**Extract to read**
________

3

Working on a compiler, I am facing a problem related to named argument lists and evaluation order. Basically, the language ensures that for the following function and function call:

int call(int first, int second) = first - second

int sideEffect(int i) { println(i); return i }

println(call(second: sideEffect(0), first: sideEffect(1)))

The output will be

0
1
1

although the arguments are given in reverse order. I am working on the JVM, so they must be sorted on the bytecode level to match the signature of call. In stack-based pseudo-bytecode:

push 0
call sideEffect(int)
push 1
call sideEffect(int)
swap
call call(int, int)

As you can see, a swap bytecode instruction is required here to make sure they are both evaluated and passed in the right order. This can be drawn as a graph:

Actual:   second   first
                \ /
                swap
                / \
Formal:    first   second

There is only one swap instruction that can swap the top two elements on the stack, so for more elements the compiler needs to generate local variables.

Actual: third   second   first
          |       |  /¯¯¯¯
        local0   swap    local0
            ____/ |        |
Formal: first   second   third

In bytecode:

third...
store local0
second...
first...
swap
load local0
call ...

Of course this can be expanded to arbitrary amounts of actual and formal parameters.

What I am now looking for is some kind of algorithm that determines if and where I should insert these swap or local variable instructions. A reference to a compiler implementation would also be helpful.

________

**Dataset content**
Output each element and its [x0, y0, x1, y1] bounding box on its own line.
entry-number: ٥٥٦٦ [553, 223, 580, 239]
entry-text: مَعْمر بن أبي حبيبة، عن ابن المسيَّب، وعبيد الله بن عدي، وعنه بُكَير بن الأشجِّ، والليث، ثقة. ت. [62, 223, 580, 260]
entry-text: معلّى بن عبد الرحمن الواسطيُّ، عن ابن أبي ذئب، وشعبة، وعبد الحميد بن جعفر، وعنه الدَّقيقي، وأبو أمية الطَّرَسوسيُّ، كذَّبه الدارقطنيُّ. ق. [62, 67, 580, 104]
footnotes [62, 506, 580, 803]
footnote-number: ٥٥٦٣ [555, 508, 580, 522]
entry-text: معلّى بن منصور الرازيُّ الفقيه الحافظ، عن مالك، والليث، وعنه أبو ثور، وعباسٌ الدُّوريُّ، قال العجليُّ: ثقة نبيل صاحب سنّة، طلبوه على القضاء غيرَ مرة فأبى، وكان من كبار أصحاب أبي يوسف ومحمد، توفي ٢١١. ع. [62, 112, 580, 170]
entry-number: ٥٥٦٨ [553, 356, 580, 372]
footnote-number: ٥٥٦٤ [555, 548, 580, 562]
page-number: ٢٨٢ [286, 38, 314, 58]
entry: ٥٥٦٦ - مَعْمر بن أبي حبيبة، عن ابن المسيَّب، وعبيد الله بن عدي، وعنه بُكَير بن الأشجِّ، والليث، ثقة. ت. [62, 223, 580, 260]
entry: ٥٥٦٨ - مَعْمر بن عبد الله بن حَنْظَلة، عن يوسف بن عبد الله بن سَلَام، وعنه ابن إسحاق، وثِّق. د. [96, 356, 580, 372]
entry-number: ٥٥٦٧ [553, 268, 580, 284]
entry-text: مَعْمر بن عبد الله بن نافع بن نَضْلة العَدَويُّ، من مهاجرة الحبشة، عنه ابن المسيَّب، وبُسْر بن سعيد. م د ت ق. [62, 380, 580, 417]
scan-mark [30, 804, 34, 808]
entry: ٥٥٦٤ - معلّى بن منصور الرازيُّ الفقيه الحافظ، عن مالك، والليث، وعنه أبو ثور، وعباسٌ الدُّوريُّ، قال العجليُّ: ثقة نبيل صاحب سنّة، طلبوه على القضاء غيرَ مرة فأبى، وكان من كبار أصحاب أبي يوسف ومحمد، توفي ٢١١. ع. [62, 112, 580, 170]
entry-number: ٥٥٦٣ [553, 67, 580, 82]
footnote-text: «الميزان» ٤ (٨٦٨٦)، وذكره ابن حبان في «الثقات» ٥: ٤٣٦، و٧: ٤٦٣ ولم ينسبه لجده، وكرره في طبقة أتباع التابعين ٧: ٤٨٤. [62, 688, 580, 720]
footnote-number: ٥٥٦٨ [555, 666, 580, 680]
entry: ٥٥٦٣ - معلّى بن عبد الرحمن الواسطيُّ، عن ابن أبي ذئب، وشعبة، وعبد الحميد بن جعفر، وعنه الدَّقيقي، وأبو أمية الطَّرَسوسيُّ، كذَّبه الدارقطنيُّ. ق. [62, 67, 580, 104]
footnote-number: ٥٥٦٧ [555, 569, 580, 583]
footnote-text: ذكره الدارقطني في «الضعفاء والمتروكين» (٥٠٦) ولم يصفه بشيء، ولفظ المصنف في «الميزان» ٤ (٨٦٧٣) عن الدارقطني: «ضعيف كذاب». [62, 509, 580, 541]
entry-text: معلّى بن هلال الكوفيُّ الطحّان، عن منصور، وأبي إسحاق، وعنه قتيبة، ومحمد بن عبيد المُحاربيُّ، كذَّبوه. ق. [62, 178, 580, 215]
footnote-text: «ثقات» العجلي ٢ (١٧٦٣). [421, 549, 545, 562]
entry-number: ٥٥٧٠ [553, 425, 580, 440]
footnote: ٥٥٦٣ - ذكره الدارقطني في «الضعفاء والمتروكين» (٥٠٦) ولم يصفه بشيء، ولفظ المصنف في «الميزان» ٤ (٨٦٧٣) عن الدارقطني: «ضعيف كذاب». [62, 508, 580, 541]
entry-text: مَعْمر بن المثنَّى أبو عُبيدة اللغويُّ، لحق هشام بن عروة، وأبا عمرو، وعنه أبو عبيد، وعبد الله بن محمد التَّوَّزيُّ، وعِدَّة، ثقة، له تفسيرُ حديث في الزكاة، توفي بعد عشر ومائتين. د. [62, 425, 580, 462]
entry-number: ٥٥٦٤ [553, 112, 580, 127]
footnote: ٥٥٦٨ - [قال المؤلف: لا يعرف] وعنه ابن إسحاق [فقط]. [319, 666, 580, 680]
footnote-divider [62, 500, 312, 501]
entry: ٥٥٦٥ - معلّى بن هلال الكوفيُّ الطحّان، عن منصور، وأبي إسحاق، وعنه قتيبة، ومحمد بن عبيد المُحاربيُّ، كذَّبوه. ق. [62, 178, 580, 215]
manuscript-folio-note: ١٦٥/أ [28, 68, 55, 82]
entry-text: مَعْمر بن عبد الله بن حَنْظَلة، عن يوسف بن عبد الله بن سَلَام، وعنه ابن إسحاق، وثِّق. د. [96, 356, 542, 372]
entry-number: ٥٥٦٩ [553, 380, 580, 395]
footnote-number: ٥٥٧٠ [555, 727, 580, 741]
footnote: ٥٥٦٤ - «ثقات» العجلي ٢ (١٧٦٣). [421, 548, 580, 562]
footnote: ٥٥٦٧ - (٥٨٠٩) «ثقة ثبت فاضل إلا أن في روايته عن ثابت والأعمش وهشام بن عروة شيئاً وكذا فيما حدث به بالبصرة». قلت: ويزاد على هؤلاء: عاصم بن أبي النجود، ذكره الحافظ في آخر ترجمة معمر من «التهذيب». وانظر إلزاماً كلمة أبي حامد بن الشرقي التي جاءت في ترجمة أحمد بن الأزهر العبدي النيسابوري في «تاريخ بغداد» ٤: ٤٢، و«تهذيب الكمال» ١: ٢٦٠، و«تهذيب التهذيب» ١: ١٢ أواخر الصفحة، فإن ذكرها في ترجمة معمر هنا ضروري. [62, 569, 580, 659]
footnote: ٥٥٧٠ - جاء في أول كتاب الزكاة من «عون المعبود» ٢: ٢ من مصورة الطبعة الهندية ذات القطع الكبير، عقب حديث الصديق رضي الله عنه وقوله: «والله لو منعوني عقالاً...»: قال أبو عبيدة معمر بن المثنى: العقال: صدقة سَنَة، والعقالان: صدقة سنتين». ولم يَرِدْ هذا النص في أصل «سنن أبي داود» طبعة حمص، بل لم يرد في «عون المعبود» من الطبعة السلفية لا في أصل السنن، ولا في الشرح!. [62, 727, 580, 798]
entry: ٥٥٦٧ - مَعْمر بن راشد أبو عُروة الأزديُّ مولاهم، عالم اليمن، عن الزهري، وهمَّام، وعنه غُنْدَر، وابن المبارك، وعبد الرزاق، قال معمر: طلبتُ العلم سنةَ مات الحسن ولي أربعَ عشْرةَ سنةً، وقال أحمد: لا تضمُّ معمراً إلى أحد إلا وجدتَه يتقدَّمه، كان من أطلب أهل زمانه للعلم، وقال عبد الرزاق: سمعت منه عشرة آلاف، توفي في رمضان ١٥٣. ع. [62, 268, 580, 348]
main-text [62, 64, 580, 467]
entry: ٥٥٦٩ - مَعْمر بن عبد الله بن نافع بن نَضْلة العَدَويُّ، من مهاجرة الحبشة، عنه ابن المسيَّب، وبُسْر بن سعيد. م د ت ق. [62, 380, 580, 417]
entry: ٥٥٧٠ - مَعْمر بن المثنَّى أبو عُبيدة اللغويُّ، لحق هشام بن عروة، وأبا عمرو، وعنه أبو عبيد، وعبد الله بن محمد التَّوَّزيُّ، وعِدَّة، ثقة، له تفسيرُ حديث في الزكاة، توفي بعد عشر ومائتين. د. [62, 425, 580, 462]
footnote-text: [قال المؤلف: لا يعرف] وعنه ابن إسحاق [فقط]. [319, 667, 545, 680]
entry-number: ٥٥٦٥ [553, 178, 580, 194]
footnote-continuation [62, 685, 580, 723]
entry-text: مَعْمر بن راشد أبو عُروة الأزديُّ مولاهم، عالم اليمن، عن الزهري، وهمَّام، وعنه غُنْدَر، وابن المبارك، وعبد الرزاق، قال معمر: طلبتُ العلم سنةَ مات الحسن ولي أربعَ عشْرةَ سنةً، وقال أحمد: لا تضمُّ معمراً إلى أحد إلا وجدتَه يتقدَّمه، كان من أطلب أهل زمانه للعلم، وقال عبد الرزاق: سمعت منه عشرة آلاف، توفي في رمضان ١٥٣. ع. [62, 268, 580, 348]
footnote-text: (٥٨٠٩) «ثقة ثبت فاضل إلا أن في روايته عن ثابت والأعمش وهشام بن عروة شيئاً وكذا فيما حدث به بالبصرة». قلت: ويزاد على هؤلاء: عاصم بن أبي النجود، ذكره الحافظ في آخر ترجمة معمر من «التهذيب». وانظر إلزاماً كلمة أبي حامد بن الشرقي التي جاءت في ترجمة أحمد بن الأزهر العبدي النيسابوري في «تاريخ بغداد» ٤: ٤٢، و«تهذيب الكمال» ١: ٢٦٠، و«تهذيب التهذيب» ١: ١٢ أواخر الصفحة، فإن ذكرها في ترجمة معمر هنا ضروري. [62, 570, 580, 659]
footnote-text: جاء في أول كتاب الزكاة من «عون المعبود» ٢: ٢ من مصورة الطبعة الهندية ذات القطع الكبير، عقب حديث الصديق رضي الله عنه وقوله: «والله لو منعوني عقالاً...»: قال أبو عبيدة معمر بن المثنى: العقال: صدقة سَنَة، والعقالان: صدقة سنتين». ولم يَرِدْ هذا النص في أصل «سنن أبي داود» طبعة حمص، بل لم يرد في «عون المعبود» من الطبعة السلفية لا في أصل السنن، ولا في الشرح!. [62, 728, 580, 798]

________

**Written exercise A**
Return the passage of the compiler question that opens with the words containing "There is only" and closes with "generate local variables.".
**Written exercise B**
List every distinct operation name used in the two bytecode listings of the compiler question. Leave out the placeholder lines ending in dots.
**Written exercise C**
In the compiler question, why must the compiler generate local variables when there are more than two arguments?
The material has no connection to the text.

**Reply A**
There is only one swap instruction that can swap the top two elements on the stack, so for more elements the compiler needs to generate local variables.

**Reply B**
push, call, swap, store, load

**Reply C**
There is only one swap instruction, and it can swap only the top two elements on the stack.